### [資料]
/---

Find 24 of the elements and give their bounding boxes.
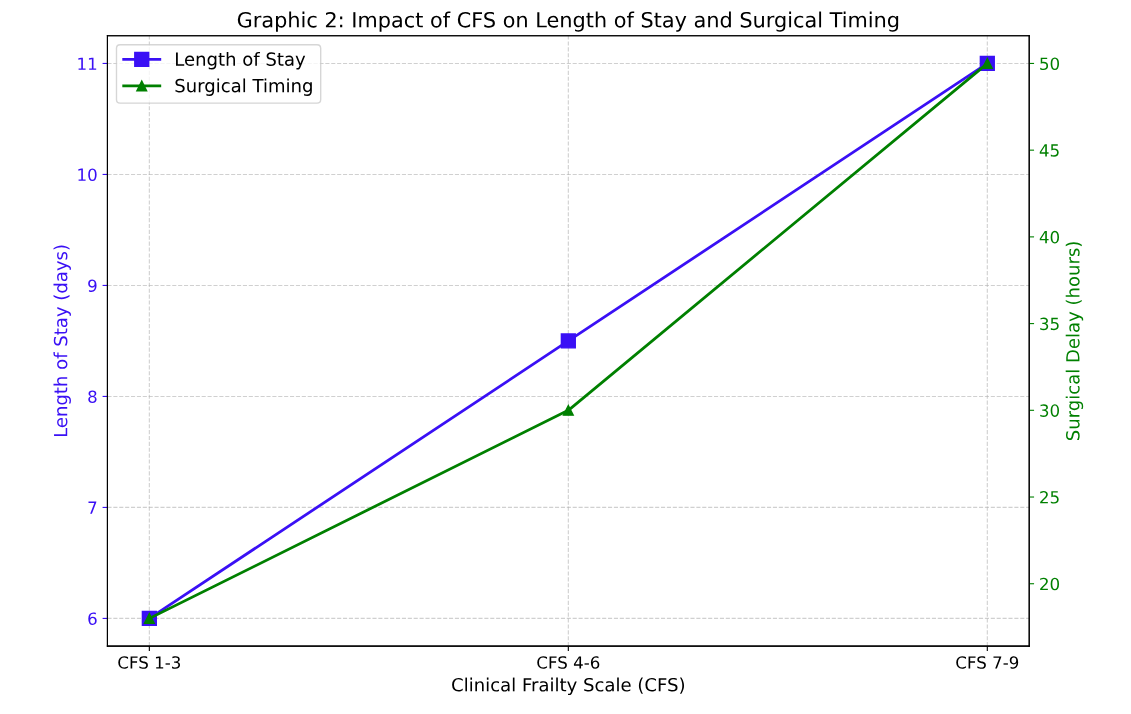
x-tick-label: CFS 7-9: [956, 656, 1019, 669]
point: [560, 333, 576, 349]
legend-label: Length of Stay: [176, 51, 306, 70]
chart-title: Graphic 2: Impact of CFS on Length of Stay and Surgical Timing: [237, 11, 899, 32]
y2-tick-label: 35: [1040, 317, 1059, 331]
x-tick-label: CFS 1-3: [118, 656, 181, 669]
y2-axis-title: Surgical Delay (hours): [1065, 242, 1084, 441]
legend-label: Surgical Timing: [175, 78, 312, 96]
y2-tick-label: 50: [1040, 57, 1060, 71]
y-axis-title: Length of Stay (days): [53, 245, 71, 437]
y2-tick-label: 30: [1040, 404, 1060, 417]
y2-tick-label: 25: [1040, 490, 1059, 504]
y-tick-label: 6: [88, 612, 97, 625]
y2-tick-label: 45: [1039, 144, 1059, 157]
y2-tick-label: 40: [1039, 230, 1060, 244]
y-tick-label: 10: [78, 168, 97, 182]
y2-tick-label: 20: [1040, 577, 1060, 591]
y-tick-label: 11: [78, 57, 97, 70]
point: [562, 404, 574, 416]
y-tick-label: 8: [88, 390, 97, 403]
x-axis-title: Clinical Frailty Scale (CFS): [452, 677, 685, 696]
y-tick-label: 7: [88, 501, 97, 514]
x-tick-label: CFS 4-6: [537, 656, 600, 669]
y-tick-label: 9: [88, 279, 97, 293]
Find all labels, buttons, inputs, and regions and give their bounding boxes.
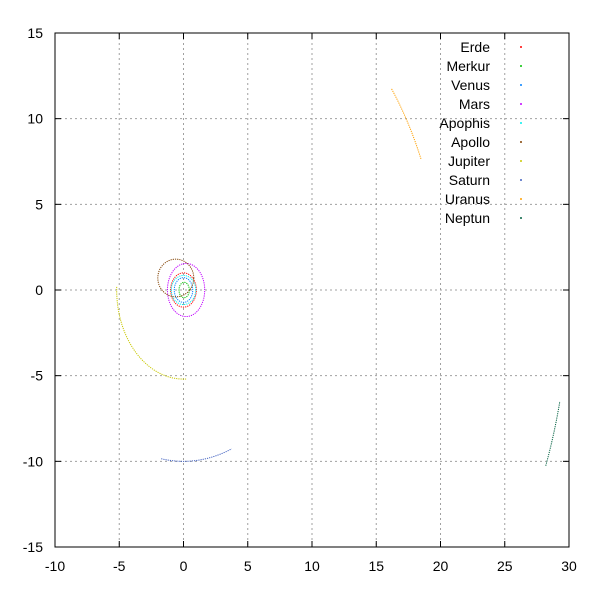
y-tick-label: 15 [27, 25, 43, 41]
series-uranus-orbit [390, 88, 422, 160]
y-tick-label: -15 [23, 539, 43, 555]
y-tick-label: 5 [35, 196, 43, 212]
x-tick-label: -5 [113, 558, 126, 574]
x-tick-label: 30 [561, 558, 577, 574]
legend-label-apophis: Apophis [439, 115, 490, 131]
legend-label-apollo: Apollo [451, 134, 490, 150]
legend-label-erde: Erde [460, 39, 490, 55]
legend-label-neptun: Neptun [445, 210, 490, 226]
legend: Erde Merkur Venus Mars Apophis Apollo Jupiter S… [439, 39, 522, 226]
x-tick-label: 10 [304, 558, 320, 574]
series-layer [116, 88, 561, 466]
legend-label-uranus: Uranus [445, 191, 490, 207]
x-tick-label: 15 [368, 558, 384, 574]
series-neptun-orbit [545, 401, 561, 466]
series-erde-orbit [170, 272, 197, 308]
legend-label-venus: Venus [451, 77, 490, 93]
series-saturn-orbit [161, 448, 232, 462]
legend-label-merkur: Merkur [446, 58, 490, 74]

\---

### [取り組む課題]
上の資料のすべての行を、空行を除いて番号付きリストに並べなさい。画像は解答に含めないこと。

### [完成した解答]
1. Find 24 of the elements and give their bounding boxes.
2. x-tick-label: CFS 7-9: [956, 656, 1019, 669]
3. point: [560, 333, 576, 349]
4. legend-label: Length of Stay: [176, 51, 306, 70]
5. chart-title: Graphic 2: Impact of CFS on Length of Stay and Surgical Timing: [237, 11, 899, 32]
6. y2-tick-label: 35: [1040, 317, 1059, 331]
7. x-tick-label: CFS 1-3: [118, 656, 181, 669]
8. y2-axis-title: Surgical Delay (hours): [1065, 242, 1084, 441]
9. legend-label: Surgical Timing: [175, 78, 312, 96]
10. y2-tick-label: 50: [1040, 57, 1060, 71]
11. y-axis-title: Length of Stay (days): [53, 245, 71, 437]
12. y2-tick-label: 30: [1040, 404, 1060, 417]
13. y2-tick-label: 25: [1040, 490, 1059, 504]
14. y-tick-label: 6: [88, 612, 97, 625]
15. y2-tick-label: 45: [1039, 144, 1059, 157]
16. y2-tick-label: 40: [1039, 230, 1060, 244]
17. y-tick-label: 10: [78, 168, 97, 182]
18. y2-tick-label: 20: [1040, 577, 1060, 591]
19. y-tick-label: 11: [78, 57, 97, 70]
20. point: [562, 404, 574, 416]
21. y-tick-label: 8: [88, 390, 97, 403]
22. x-axis-title: Clinical Frailty Scale (CFS): [452, 677, 685, 696]
23. y-tick-label: 7: [88, 501, 97, 514]
24. x-tick-label: CFS 4-6: [537, 656, 600, 669]
25. y-tick-label: 9: [88, 279, 97, 293]
26. Find all labels, buttons, inputs, and regions and give their bounding boxes.
27. y-tick-label: 15 [27, 25, 43, 41]
28. series-uranus-orbit [390, 88, 422, 160]
29. y-tick-label: -15 [23, 539, 43, 555]
30. y-tick-label: 5 [35, 196, 43, 212]
31. x-tick-label: -5 [113, 558, 126, 574]
32. x-tick-label: 30 [561, 558, 577, 574]
33. legend-label-apophis: Apophis [439, 115, 490, 131]
34. legend-label-apollo: Apollo [451, 134, 490, 150]
35. legend-label-erde: Erde [460, 39, 490, 55]
36. legend-label-neptun: Neptun [445, 210, 490, 226]
37. legend: Erde Merkur Venus Mars Apophis Apollo Jupiter S… [439, 39, 522, 226]
38. x-tick-label: 10 [304, 558, 320, 574]
39. series-layer [116, 88, 561, 466]
40. legend-label-uranus: Uranus [445, 191, 490, 207]
41. x-tick-label: 15 [368, 558, 384, 574]
42. series-neptun-orbit [545, 401, 561, 466]
43. series-erde-orbit [170, 272, 197, 308]
44. legend-label-venus: Venus [451, 77, 490, 93]
45. series-saturn-orbit [161, 448, 232, 462]
46. legend-label-merkur: Merkur [446, 58, 490, 74]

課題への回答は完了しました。